What is required -> Nothing but the lines from the one that contains "What text is on this page?" through the end of the listing should appear, set down exactly.

Collected data entries
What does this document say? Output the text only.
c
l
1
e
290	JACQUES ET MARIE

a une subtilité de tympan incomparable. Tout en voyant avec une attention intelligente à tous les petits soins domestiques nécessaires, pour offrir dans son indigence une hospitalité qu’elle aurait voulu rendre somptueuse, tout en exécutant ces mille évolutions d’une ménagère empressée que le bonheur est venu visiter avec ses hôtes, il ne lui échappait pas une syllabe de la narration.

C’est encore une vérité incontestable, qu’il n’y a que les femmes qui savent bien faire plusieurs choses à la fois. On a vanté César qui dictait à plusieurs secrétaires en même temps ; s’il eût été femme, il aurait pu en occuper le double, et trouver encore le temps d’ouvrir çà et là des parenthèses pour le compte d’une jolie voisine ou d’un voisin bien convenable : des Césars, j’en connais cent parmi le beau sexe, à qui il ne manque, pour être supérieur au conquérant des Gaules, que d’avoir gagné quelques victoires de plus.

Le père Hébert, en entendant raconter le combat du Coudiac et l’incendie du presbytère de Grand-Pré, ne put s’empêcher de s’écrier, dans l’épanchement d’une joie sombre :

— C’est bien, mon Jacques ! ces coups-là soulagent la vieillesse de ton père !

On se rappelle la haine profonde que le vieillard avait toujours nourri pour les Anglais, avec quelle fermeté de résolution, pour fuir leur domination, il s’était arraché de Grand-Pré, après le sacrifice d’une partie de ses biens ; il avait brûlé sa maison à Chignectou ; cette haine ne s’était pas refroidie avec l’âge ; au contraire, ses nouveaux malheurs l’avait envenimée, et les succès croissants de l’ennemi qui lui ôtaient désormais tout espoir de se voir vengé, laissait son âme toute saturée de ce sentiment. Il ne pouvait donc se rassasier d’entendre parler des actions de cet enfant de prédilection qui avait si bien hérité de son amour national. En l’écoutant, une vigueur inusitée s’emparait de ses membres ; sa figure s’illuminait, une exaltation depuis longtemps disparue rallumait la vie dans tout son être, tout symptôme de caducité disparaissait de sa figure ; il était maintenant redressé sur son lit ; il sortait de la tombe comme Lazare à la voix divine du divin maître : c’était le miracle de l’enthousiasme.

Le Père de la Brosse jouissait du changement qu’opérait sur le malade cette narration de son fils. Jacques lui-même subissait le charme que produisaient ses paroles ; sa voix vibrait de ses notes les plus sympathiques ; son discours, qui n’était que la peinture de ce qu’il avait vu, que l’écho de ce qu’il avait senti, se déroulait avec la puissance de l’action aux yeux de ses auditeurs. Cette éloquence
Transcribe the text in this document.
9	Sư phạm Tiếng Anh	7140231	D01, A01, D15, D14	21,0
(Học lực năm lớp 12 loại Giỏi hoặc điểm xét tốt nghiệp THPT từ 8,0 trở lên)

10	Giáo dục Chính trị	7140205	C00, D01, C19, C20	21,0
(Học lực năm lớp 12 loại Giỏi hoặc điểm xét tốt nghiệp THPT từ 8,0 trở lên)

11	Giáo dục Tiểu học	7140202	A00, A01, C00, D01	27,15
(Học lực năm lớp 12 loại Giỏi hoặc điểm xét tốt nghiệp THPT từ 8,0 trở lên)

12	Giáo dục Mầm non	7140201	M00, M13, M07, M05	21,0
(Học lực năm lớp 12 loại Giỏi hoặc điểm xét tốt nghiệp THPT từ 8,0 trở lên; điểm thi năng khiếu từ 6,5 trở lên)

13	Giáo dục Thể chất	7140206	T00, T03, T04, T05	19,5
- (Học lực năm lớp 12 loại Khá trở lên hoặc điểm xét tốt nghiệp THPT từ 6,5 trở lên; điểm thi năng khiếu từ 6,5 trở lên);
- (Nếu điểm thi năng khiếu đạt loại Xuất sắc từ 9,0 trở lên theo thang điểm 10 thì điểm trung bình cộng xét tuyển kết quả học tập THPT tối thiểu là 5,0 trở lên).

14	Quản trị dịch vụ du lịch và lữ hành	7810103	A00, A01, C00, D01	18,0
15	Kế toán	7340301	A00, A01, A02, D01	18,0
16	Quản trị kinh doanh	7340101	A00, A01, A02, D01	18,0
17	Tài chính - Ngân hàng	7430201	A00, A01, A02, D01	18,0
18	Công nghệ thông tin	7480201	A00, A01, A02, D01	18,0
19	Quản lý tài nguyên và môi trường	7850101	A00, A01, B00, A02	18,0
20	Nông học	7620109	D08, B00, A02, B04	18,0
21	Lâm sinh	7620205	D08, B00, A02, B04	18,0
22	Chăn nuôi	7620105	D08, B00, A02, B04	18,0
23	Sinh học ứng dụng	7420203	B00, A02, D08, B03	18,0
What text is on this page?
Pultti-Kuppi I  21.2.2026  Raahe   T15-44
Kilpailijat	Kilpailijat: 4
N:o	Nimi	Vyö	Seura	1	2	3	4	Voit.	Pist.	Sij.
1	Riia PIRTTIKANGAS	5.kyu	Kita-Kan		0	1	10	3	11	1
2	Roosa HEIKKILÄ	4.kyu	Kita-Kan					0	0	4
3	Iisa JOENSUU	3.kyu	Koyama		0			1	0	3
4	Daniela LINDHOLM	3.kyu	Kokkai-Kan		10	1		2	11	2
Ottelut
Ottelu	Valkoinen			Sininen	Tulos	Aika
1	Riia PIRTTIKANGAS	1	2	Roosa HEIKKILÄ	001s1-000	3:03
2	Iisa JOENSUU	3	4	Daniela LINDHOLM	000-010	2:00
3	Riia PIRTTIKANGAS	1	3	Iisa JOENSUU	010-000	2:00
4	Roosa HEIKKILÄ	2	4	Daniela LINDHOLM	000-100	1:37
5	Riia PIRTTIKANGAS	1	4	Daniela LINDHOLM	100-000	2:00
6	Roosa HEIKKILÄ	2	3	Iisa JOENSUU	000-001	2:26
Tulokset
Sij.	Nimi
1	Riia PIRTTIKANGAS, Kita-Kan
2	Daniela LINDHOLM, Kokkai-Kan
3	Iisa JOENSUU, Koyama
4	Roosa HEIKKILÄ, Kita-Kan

Task answer ->
What text is on this page?
Pultti-Kuppi I  21.2.2026  Raahe   T15-44
Kilpailijat	Kilpailijat: 4
N:o	Nimi	Vyö	Seura	1	2	3	4	Voit.	Pist.	Sij.
1	Riia PIRTTIKANGAS	5.kyu	Kita-Kan		0	1	10	3	11	1
2	Roosa HEIKKILÄ	4.kyu	Kita-Kan					0	0	4
3	Iisa JOENSUU	3.kyu	Koyama		0			1	0	3
4	Daniela LINDHOLM	3.kyu	Kokkai-Kan		10	1		2	11	2
Ottelut
Ottelu	Valkoinen			Sininen	Tulos	Aika
1	Riia PIRTTIKANGAS	1	2	Roosa HEIKKILÄ	001s1-000	3:03
2	Iisa JOENSUU	3	4	Daniela LINDHOLM	000-010	2:00
3	Riia PIRTTIKANGAS	1	3	Iisa JOENSUU	010-000	2:00
4	Roosa HEIKKILÄ	2	4	Daniela LINDHOLM	000-100	1:37
5	Riia PIRTTIKANGAS	1	4	Daniela LINDHOLM	100-000	2:00
6	Roosa HEIKKILÄ	2	3	Iisa JOENSUU	000-001	2:26
Tulokset
Sij.	Nimi
1	Riia PIRTTIKANGAS, Kita-Kan
2	Daniela LINDHOLM, Kokkai-Kan
3	Iisa JOENSUU, Koyama
4	Roosa HEIKKILÄ, Kita-Kan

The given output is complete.